** Start **

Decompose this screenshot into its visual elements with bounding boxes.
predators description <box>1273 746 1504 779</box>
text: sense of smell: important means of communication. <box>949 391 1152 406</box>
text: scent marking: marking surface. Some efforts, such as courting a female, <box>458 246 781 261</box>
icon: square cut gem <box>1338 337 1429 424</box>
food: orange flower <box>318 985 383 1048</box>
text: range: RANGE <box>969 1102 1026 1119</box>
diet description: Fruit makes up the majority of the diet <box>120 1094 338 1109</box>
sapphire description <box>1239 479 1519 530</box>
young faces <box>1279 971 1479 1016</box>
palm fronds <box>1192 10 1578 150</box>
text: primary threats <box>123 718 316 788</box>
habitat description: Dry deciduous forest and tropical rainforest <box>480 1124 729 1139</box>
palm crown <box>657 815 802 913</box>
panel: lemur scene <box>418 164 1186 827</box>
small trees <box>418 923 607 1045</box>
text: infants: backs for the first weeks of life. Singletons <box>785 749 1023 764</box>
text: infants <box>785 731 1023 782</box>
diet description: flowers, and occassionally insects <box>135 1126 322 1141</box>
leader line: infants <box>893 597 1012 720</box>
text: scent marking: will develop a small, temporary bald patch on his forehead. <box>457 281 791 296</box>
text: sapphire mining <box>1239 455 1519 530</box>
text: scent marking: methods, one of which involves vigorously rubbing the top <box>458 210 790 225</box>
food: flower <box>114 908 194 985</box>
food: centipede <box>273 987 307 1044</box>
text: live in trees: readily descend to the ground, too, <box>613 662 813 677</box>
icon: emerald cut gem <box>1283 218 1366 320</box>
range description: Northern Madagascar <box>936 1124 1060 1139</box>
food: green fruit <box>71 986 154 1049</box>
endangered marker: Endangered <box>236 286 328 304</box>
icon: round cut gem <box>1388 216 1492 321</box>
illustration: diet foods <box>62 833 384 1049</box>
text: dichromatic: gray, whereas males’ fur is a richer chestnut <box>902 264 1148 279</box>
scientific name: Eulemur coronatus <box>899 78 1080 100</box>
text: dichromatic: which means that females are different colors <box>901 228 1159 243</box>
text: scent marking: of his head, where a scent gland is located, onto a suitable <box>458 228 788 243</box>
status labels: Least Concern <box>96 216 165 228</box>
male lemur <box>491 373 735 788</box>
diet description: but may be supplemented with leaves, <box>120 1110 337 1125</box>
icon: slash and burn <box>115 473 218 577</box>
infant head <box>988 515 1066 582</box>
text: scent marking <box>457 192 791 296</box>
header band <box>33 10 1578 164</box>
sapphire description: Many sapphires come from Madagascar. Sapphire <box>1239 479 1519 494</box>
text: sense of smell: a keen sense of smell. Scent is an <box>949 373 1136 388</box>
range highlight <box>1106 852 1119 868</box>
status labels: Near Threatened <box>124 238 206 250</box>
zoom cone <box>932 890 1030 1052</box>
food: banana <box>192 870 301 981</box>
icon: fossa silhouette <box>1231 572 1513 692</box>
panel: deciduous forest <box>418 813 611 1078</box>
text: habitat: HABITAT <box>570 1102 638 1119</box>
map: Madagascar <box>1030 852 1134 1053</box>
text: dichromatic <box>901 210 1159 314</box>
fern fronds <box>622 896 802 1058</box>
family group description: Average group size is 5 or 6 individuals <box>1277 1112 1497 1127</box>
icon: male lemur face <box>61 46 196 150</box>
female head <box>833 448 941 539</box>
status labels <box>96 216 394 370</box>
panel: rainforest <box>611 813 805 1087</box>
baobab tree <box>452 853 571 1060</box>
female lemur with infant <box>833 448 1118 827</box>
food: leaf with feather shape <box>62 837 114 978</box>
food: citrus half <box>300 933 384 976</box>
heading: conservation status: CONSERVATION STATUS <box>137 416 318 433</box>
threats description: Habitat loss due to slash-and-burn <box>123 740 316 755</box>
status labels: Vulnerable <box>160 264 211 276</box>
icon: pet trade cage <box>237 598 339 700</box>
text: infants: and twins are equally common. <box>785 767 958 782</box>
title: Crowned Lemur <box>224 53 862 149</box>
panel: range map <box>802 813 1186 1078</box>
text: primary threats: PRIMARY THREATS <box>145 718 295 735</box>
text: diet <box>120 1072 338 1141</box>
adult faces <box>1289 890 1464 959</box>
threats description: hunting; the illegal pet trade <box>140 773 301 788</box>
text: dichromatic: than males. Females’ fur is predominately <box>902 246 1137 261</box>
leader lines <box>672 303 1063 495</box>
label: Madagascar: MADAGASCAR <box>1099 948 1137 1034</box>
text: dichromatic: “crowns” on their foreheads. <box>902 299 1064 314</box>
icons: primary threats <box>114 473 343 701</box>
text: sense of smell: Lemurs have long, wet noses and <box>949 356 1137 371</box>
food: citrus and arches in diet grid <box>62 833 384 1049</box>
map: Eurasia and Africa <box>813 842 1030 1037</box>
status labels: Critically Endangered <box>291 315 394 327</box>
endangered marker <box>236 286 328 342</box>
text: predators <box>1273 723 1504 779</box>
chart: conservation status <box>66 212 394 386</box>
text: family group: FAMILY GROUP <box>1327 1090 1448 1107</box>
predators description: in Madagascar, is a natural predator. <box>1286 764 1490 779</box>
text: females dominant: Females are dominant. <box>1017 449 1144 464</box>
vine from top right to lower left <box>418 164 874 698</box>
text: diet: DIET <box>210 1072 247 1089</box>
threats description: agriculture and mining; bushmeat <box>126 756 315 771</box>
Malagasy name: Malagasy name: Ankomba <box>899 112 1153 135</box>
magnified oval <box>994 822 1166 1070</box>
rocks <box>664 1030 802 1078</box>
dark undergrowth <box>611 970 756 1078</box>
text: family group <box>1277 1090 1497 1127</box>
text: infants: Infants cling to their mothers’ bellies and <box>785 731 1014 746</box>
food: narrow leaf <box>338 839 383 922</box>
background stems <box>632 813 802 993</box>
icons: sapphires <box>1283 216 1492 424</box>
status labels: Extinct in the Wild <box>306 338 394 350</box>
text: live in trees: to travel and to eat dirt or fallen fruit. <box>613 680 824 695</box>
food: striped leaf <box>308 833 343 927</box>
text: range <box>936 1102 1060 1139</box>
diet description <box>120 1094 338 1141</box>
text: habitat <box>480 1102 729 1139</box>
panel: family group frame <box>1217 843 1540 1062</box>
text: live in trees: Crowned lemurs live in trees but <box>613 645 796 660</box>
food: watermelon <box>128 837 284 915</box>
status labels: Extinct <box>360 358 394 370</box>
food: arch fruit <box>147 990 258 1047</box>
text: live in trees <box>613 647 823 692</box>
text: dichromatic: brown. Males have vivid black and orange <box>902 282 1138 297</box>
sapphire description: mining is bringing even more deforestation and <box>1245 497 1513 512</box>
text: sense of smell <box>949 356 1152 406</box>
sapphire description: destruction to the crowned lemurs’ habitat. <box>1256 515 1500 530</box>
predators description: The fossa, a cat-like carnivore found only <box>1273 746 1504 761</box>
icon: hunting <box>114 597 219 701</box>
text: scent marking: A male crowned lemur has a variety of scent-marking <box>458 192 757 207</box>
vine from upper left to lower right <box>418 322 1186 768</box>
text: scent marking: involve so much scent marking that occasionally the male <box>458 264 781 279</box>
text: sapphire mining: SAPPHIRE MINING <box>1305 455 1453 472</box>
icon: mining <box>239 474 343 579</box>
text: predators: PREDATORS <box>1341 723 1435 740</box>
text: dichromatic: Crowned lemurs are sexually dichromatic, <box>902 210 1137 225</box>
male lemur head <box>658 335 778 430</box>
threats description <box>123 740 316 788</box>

** End **

Copy the data from its first line through the line containing "diet description: Fruit", both included.

Decompose this screenshot into its visual elements with bounding boxes.
predators description <box>1273 746 1504 779</box>
text: sense of smell: important means of communication. <box>949 391 1152 406</box>
text: scent marking: marking surface. Some efforts, such as courting a female, <box>458 246 781 261</box>
icon: square cut gem <box>1338 337 1429 424</box>
food: orange flower <box>318 985 383 1048</box>
text: range: RANGE <box>969 1102 1026 1119</box>
diet description: Fruit makes up the majority of the diet <box>120 1094 338 1109</box>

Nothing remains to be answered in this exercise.